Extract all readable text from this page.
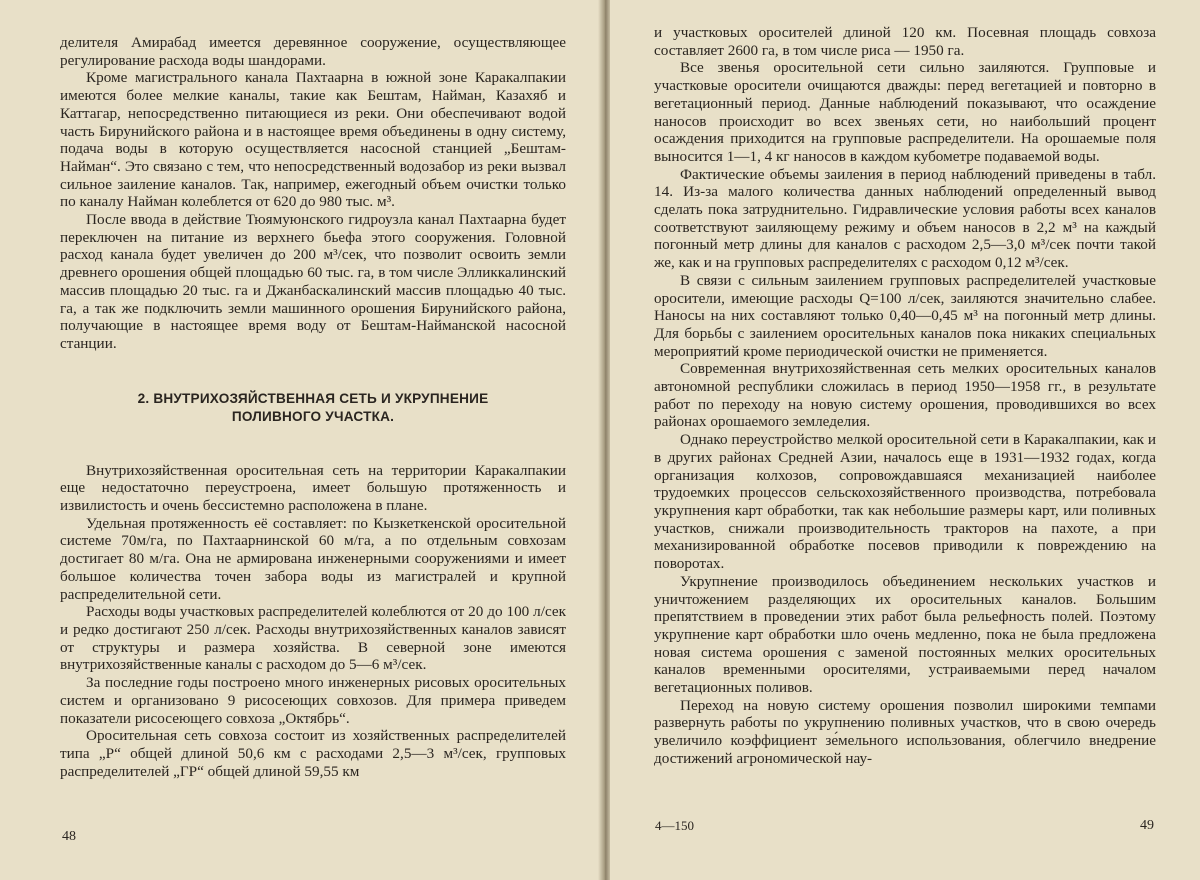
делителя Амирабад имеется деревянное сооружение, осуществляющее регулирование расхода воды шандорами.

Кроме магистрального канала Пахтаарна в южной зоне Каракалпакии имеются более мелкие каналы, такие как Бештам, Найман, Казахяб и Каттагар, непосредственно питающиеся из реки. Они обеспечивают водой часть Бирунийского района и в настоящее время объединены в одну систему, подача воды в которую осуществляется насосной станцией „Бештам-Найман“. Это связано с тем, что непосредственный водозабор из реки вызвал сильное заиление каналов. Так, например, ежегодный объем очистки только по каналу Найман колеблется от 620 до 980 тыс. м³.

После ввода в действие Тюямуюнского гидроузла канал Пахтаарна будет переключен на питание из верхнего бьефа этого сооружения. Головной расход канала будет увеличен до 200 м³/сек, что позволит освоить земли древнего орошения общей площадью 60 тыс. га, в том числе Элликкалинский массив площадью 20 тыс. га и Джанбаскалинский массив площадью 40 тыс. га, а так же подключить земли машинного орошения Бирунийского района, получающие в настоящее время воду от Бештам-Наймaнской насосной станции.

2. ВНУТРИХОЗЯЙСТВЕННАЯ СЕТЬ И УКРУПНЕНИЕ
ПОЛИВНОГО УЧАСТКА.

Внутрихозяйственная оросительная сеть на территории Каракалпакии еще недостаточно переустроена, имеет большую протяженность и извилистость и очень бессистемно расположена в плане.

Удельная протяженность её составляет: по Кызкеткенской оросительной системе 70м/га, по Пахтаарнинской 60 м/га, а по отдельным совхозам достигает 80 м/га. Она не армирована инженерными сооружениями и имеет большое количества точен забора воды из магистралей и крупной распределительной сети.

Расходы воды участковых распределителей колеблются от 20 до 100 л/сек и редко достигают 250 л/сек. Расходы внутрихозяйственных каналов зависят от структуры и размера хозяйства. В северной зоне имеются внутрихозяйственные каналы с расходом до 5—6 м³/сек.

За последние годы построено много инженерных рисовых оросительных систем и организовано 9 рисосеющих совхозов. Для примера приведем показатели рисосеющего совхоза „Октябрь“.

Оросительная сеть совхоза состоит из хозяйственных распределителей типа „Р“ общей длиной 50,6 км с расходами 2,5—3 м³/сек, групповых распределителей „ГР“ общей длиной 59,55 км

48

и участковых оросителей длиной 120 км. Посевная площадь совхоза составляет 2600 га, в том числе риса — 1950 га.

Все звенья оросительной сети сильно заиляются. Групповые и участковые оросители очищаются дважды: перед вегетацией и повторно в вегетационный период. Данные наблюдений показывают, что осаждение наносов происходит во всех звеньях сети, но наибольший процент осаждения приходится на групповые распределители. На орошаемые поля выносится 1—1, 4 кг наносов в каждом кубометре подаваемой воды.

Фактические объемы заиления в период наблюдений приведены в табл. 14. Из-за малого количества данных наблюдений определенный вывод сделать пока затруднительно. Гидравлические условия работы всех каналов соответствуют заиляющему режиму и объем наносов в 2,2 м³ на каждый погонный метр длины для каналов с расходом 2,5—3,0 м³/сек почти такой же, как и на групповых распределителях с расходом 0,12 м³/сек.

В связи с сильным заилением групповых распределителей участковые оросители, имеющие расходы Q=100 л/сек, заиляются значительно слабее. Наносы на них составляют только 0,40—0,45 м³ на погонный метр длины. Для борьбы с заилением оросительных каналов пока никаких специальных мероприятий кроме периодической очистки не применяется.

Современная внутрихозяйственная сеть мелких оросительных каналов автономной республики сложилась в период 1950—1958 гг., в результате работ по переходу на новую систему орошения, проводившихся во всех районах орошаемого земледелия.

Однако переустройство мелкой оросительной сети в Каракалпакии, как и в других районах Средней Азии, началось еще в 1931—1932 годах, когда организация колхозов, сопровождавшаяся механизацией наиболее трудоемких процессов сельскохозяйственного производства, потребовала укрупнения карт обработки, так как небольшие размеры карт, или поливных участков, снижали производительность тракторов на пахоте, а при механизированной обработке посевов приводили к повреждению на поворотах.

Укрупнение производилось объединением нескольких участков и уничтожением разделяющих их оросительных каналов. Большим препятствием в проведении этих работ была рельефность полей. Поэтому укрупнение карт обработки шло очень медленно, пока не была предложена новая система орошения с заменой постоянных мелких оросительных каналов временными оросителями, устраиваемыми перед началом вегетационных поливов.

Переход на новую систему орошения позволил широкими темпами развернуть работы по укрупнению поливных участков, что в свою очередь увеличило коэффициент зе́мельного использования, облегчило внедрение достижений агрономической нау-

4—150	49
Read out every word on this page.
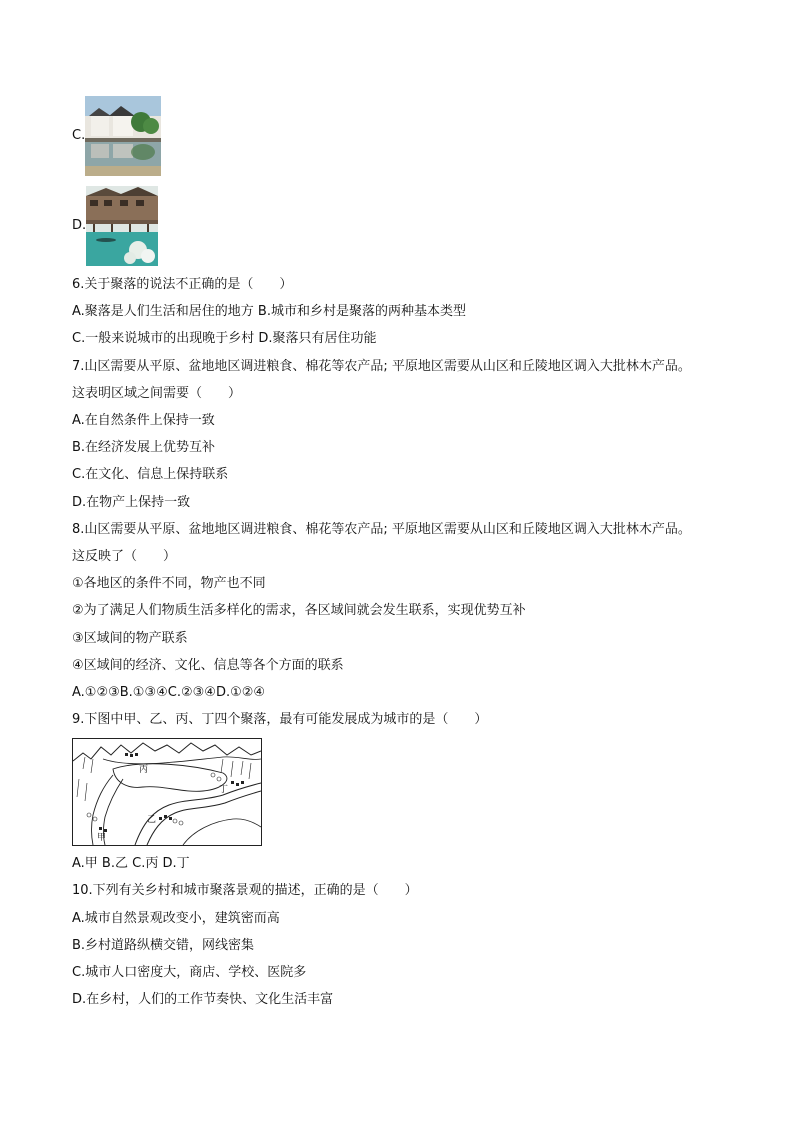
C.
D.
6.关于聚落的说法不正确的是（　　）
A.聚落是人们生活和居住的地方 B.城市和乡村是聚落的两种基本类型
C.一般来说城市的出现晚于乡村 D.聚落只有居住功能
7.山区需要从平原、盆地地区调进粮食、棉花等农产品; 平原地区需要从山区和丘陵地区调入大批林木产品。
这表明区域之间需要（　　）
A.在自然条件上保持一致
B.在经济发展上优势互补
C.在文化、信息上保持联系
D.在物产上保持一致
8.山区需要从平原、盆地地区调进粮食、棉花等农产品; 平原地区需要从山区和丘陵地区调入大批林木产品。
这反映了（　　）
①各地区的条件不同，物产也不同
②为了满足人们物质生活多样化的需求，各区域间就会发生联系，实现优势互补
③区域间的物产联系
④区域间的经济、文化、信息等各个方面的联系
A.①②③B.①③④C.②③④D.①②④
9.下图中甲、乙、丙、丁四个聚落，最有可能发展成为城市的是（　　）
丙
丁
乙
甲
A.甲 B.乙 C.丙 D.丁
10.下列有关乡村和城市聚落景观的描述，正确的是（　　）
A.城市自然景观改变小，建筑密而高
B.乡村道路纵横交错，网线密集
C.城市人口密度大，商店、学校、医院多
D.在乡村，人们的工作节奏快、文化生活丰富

------------------------------------------------------------

* **Problem**
Scan the listing above and identify each line holding the string "平原地区需要从山区和丘陵地区调入大批林木产品"; copy every such line.

* **Complete output**
7.山区需要从平原、盆地地区调进粮食、棉花等农产品; 平原地区需要从山区和丘陵地区调入大批林木产品。
8.山区需要从平原、盆地地区调进粮食、棉花等农产品; 平原地区需要从山区和丘陵地区调入大批林木产品。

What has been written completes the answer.